*Extrait fourni*:
Au Brésil, Tropixel entre système D et open culture
Publié le 10 novembre 2015 par Fabien Eychenne
Le festival brésilien dédié aux cultures libres et au DiY Tropixel s’est tenu à Ubatuba du 22 au 25 octobre. Sous la houlette de Felipe Fonseca, adepte du Gambiarra, la culture de la réparation sud-américaine.
Ubatuba, correspondance (texte et photos Julien Bellanger et Fabien Eychenne)
Felipe Fonseca, qui nous avait proposé une vibrante tribune sur la culture de la réparation au Brésil, est la cheville ouvrière du festival Tropixel, membre du réseau Pixelache, qui se tenait dans la petite ville côtière d’Ubatuba de l’état de São Paulo, du 22 au 25 octobre. Nous y étions, accompagné pour cet article à quatre mains par Julien Bellanger, de l’association nantaise Ping, qui y venait pour la deuxième fois.
La quatrième édition du festival Tropixel, du 22 au 25 octobre, était exemplaire d’une forme de résilience et d’adaptabilité des Brésiliens. A quelques semaines de cet événement au croisement des pratiques artistiques, scientifiques, culturelles et de société, l’un de ses financeurs a déclaré forfait. Tropixel a certes réduit la voilure (moins d’intervenants et un programme flottant), mais sa programmation au système D a proposé rencontres et contenus riches autour de la culture libre, du partage et de la collaboration.
Au programme, donc, des ateliers et des rencontres distribuées dans plusieurs lieux de la ville, parfois même se chevauchant, qui, selon Felipe Fonseca, avaient pour objectif de réfléchir sur le sens « du terme développement, de proposer des alternatives innovantes et soutenables, et proposer des expérimentations collectives durables sur ce sujet même ».

*Données fournies*:

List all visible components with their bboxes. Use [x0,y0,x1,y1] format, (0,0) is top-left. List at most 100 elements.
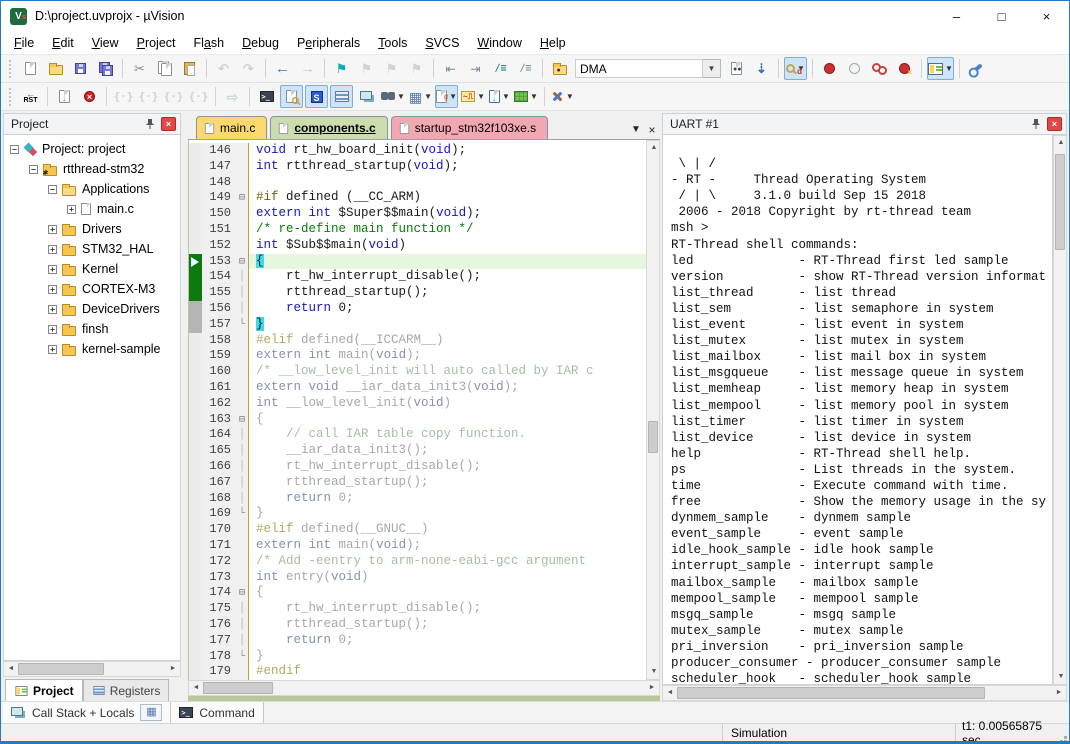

*Travail demandé*:
**1.** Restituez à l'identique le passage de l'article sur Tropixel qui s'ouvre sur les mots contenant "La quatrième édition" et se clôt sur "de la collaboration.".
**2.** D'après l'article sur le festival Tropixel, pourquoi la quatrième édition a-t-elle réduit la voilure ? Répondez en une à trois phrases.
**3.** Rédigez la suite de l'article sur le festival Tropixel à partir de l'endroit où il s'arrête.

*Réponses finales*:
**1.**
La quatrième édition du festival Tropixel, du 22 au 25 octobre, était exemplaire d’une forme de résilience et d’adaptabilité des Brésiliens. A quelques semaines de cet événement au croisement des pratiques artistiques, scientifiques, culturelles et de société, l’un de ses financeurs a déclaré forfait. Tropixel a certes réduit la voilure (moins d’intervenants et un programme flottant), mais sa programmation au système D a proposé rencontres et contenus riches autour de la culture libre, du partage et de la collaboration.

**2.** Quelques semaines avant l'événement, l'un de ses financeurs a déclaré forfait. Le festival a donc fonctionné avec moins d'intervenants et un programme flottant.

**3.**
La météo ouverte
La première journée commence les mains dans le cambouis avec les élèves du collège populaire Trance de Neves, pour réaliser des stations météo ouvertes et citoyennes. Les deux animateurs, Marina de Freitas et Renan Da Silva, sont membres du Centre de technologie académique (CTA) de l’université fédérale du Rio Grande du Sud. Ce centre développe des technologies libres aussi bien software (un OS, des logiciels) que hardware (stations météo, fraiseuses numériques, etc.) et a pour but la mise en capacité des utilisateurs en s’appuyant sur la culture libre du partage.
Une trentaine d’adolescents se frottent au montage des stations météo basées sur une carte Arduino. Toutes les machines étant équipées de Windows, la première activité consiste à installer le système d’exploitation libre TropOS qui dispose de tous les logiciels libres pour mener à bien le projet.
Marina explique aux jeunes élèves les concepts soutenant le logiciel libre en rappelant : « Au Brésil nous utilisons tous gratuitement Windows, parce qu’on le pirate, mais aux yeux de la loi ce n’est pas autorisé. » La tâche n’est pas aisée, la majorité des élèves partant de zéro. Mais l’important est de leur faire comprendre les logiques à l’œuvre. Et tant pis si les stations ne sont pas finalisées… Tout est évidemment documenté sur le site du CTA.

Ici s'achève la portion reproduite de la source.